RECORDS FOR THIS TASK –
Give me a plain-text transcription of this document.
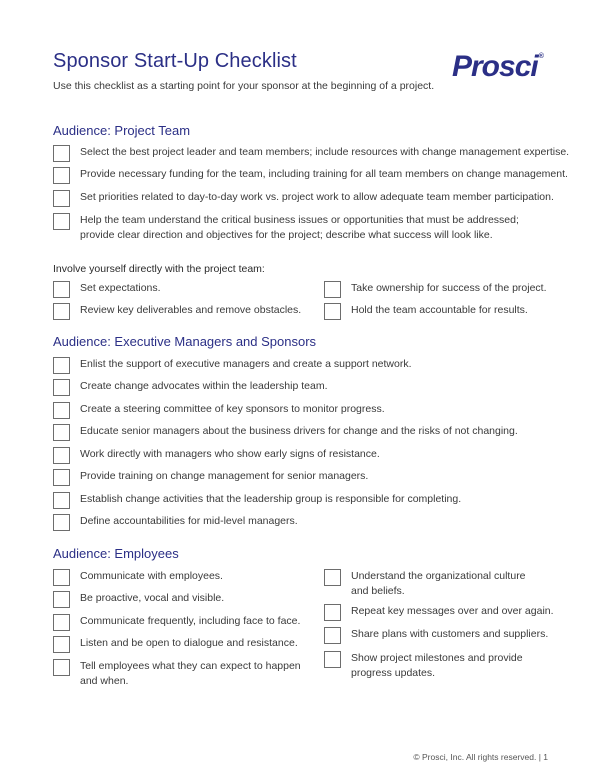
Sponsor Start-Up Checklist
Use this checklist as a starting point for your sponsor at the beginning of a project.
Prosci®
Audience: Project Team
Select the best project leader and team members; include resources with change management expertise.
Provide necessary funding for the team, including training for all team members on change management.
Set priorities related to day-to-day work vs. project work to allow adequate team member participation.
Help the team understand the critical business issues or opportunities that must be addressed;
provide clear direction and objectives for the project; describe what success will look like.
Involve yourself directly with the project team:
Set expectations.
Review key deliverables and remove obstacles.
Take ownership for success of the project.
Hold the team accountable for results.
Audience: Executive Managers and Sponsors
Enlist the support of executive managers and create a support network.
Create change advocates within the leadership team.
Create a steering committee of key sponsors to monitor progress.
Educate senior managers about the business drivers for change and the risks of not changing.
Work directly with managers who show early signs of resistance.
Provide training on change management for senior managers.
Establish change activities that the leadership group is responsible for completing.
Define accountabilities for mid-level managers.
Audience: Employees
Communicate with employees.
Be proactive, vocal and visible.
Communicate frequently, including face to face.
Listen and be open to dialogue and resistance.
Tell employees what they can expect to happen
and when.
Understand the organizational culture
and beliefs.
Repeat key messages over and over again.
Share plans with customers and suppliers.
Show project milestones and provide
progress updates.
© Prosci, Inc. All rights reserved. | 1
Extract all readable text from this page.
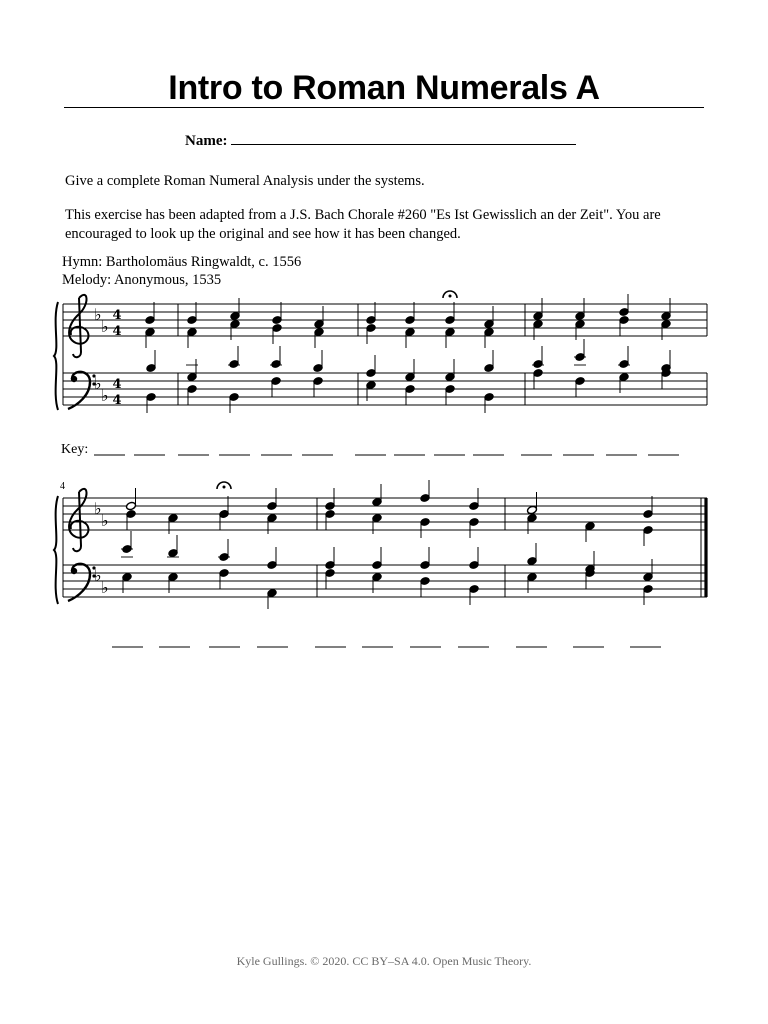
Intro to Roman Numerals A
Name:
Give a complete Roman Numeral Analysis under the systems.
This exercise has been adapted from a J.S. Bach Chorale #260 "Es Ist Gewisslich an der Zeit". You are encouraged to look up the original and see how it has been changed.
Hymn: Bartholomäus Ringwaldt, c. 1556
Melody: Anonymous, 1535
Key:
♭
♭
♭
♭
4
4
4
4
4
♭
♭
♭
♭
Kyle Gullings. © 2020. CC BY–SA 4.0. Open Music Theory.
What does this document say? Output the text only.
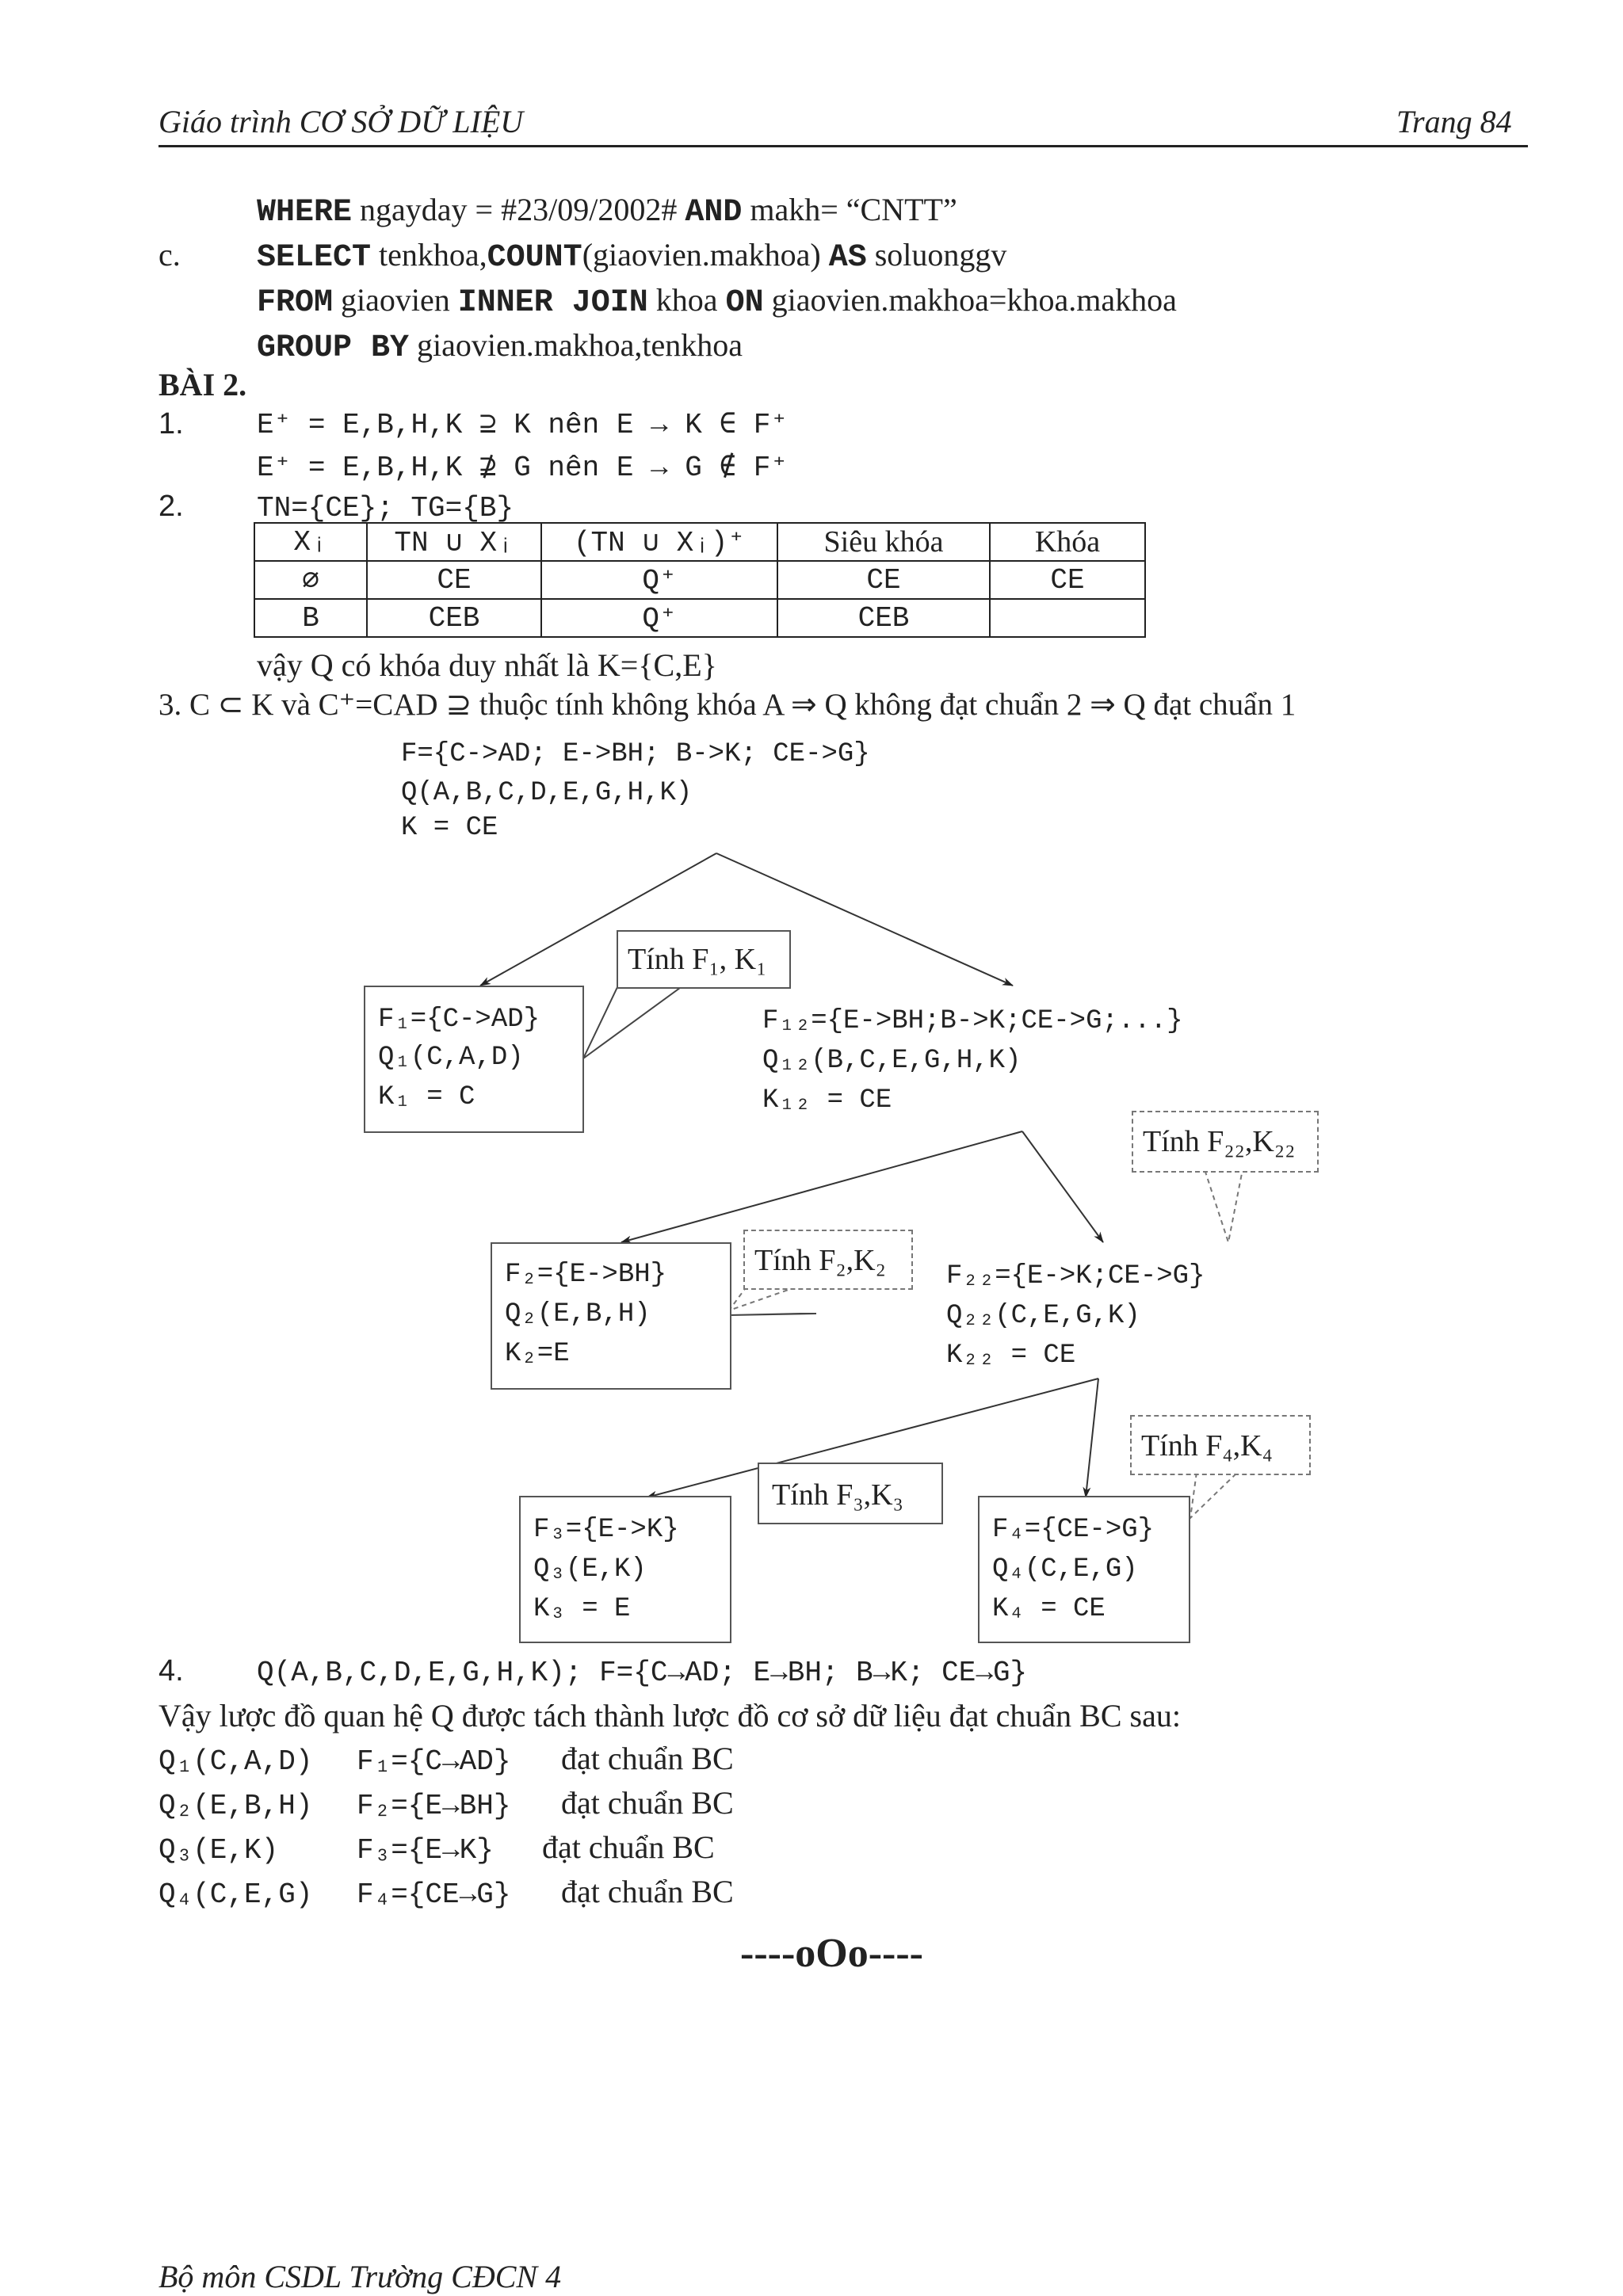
Giáo trình CƠ SỞ DỮ LIỆU	Trang 84
WHERE ngayday = #23/09/2002# AND makh= “CNTT”
c. SELECT tenkhoa,COUNT(giaovien.makhoa) AS soluonggv
FROM giaovien INNER JOIN khoa ON giaovien.makhoa=khoa.makhoa
GROUP BY giaovien.makhoa,tenkhoa
BÀI 2.
1.	E⁺ = E,B,H,K ⊇ K nên E → K ∈ F⁺
E⁺ = E,B,H,K ⊉ G nên E → G ∉ F⁺
2.	TN={CE}; TG={B}
Xᵢ	TN ∪ Xᵢ	(TN ∪ Xᵢ)⁺	Siêu khóa	Khóa
∅	CE	Q⁺	CE	CE
B	CEB	Q⁺	CEB	
vậy Q có khóa duy nhất là K={C,E}
3. C ⊂ K và C⁺=CAD ⊇ thuộc tính không khóa A ⇒ Q không đạt chuẩn 2 ⇒ Q đạt chuẩn 1
F={C->AD; E->BH; B->K; CE->G}
Q(A,B,C,D,E,G,H,K)
K = CE
Tính F₁, K₁
F₁={C->AD}
Q₁(C,A,D)
K₁ = C
F₁₂={E->BH;B->K;CE->G;...}
Q₁₂(B,C,E,G,H,K)
K₁₂ = CE
Tính F₂₂,K₂₂
F₂={E->BH}
Q₂(E,B,H)
K₂=E
Tính F₂,K₂ F₂₂={E->K;CE->G}
Q₂₂(C,E,G,K)
K₂₂ = CE
Tính F₄,K₄
Tính F₃,K₃
F₃={E->K}
Q₃(E,K)
K₃ = E
F₄={CE->G}
Q₄(C,E,G)
K₄ = CE
4.	Q(A,B,C,D,E,G,H,K); F={C→AD; E→BH; B→K; CE→G}
Vậy lược đồ quan hệ Q được tách thành lược đồ cơ sở dữ liệu đạt chuẩn BC sau:
Q₁(C,A,D) F₁={C→AD} đạt chuẩn BC
Q₂(E,B,H) F₂={E→BH} đạt chuẩn BC
Q₃(E,K)	F₃={E→K} đạt chuẩn BC
Q₄(C,E,G) F₄={CE→G} đạt chuẩn BC
----oOo----
Bộ môn CSDL Trường CĐCN 4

PROMPT – Repeat the data in full and exactly. Omit pictures.

SOLUTION FOR THIS TASK –
Give me a plain-text transcription of this document.
Sponsor Start-Up Checklist
Use this checklist as a starting point for your sponsor at the beginning of a project.
Prosci®
Audience: Project Team
Select the best project leader and team members; include resources with change management expertise.
Provide necessary funding for the team, including training for all team members on change management.
Set priorities related to day-to-day work vs. project work to allow adequate team member participation.
Help the team understand the critical business issues or opportunities that must be addressed;
provide clear direction and objectives for the project; describe what success will look like.
Involve yourself directly with the project team:
Set expectations.
Review key deliverables and remove obstacles.
Take ownership for success of the project.
Hold the team accountable for results.
Audience: Executive Managers and Sponsors
Enlist the support of executive managers and create a support network.
Create change advocates within the leadership team.
Create a steering committee of key sponsors to monitor progress.
Educate senior managers about the business drivers for change and the risks of not changing.
Work directly with managers who show early signs of resistance.
Provide training on change management for senior managers.
Establish change activities that the leadership group is responsible for completing.
Define accountabilities for mid-level managers.
Audience: Employees
Communicate with employees.
Be proactive, vocal and visible.
Communicate frequently, including face to face.
Listen and be open to dialogue and resistance.
Tell employees what they can expect to happen
and when.
Understand the organizational culture
and beliefs.
Repeat key messages over and over again.
Share plans with customers and suppliers.
Show project milestones and provide
progress updates.
© Prosci, Inc. All rights reserved. | 1
Extract all readable text from this page.
Intro to Roman Numerals A
Name:
Give a complete Roman Numeral Analysis under the systems.
This exercise has been adapted from a J.S. Bach Chorale #260 "Es Ist Gewisslich an der Zeit". You are encouraged to look up the original and see how it has been changed.
Hymn: Bartholomäus Ringwaldt, c. 1556
Melody: Anonymous, 1535
Key:
♭
♭
♭
♭
4
4
4
4
4
♭
♭
♭
♭
Kyle Gullings. © 2020. CC BY–SA 4.0. Open Music Theory.
What does this document say? Output the text only.
Giáo trình CƠ SỞ DỮ LIỆU	Trang 84
WHERE ngayday = #23/09/2002# AND makh= “CNTT”
c. SELECT tenkhoa,COUNT(giaovien.makhoa) AS soluonggv
FROM giaovien INNER JOIN khoa ON giaovien.makhoa=khoa.makhoa
GROUP BY giaovien.makhoa,tenkhoa
BÀI 2.
1.	E⁺ = E,B,H,K ⊇ K nên E → K ∈ F⁺
E⁺ = E,B,H,K ⊉ G nên E → G ∉ F⁺
2.	TN={CE}; TG={B}
Xᵢ	TN ∪ Xᵢ	(TN ∪ Xᵢ)⁺	Siêu khóa	Khóa
∅	CE	Q⁺	CE	CE
B	CEB	Q⁺	CEB	
vậy Q có khóa duy nhất là K={C,E}
3. C ⊂ K và C⁺=CAD ⊇ thuộc tính không khóa A ⇒ Q không đạt chuẩn 2 ⇒ Q đạt chuẩn 1
F={C->AD; E->BH; B->K; CE->G}
Q(A,B,C,D,E,G,H,K)
K = CE
Tính F₁, K₁
F₁={C->AD}
Q₁(C,A,D)
K₁ = C
F₁₂={E->BH;B->K;CE->G;...}
Q₁₂(B,C,E,G,H,K)
K₁₂ = CE
Tính F₂₂,K₂₂
F₂={E->BH}
Q₂(E,B,H)
K₂=E
Tính F₂,K₂ F₂₂={E->K;CE->G}
Q₂₂(C,E,G,K)
K₂₂ = CE
Tính F₄,K₄
Tính F₃,K₃
F₃={E->K}
Q₃(E,K)
K₃ = E
F₄={CE->G}
Q₄(C,E,G)
K₄ = CE
4.	Q(A,B,C,D,E,G,H,K); F={C→AD; E→BH; B→K; CE→G}
Vậy lược đồ quan hệ Q được tách thành lược đồ cơ sở dữ liệu đạt chuẩn BC sau:
Q₁(C,A,D) F₁={C→AD} đạt chuẩn BC
Q₂(E,B,H) F₂={E→BH} đạt chuẩn BC
Q₃(E,K)	F₃={E→K} đạt chuẩn BC
Q₄(C,E,G) F₄={CE→G} đạt chuẩn BC
----oOo----
Bộ môn CSDL Trường CĐCN 4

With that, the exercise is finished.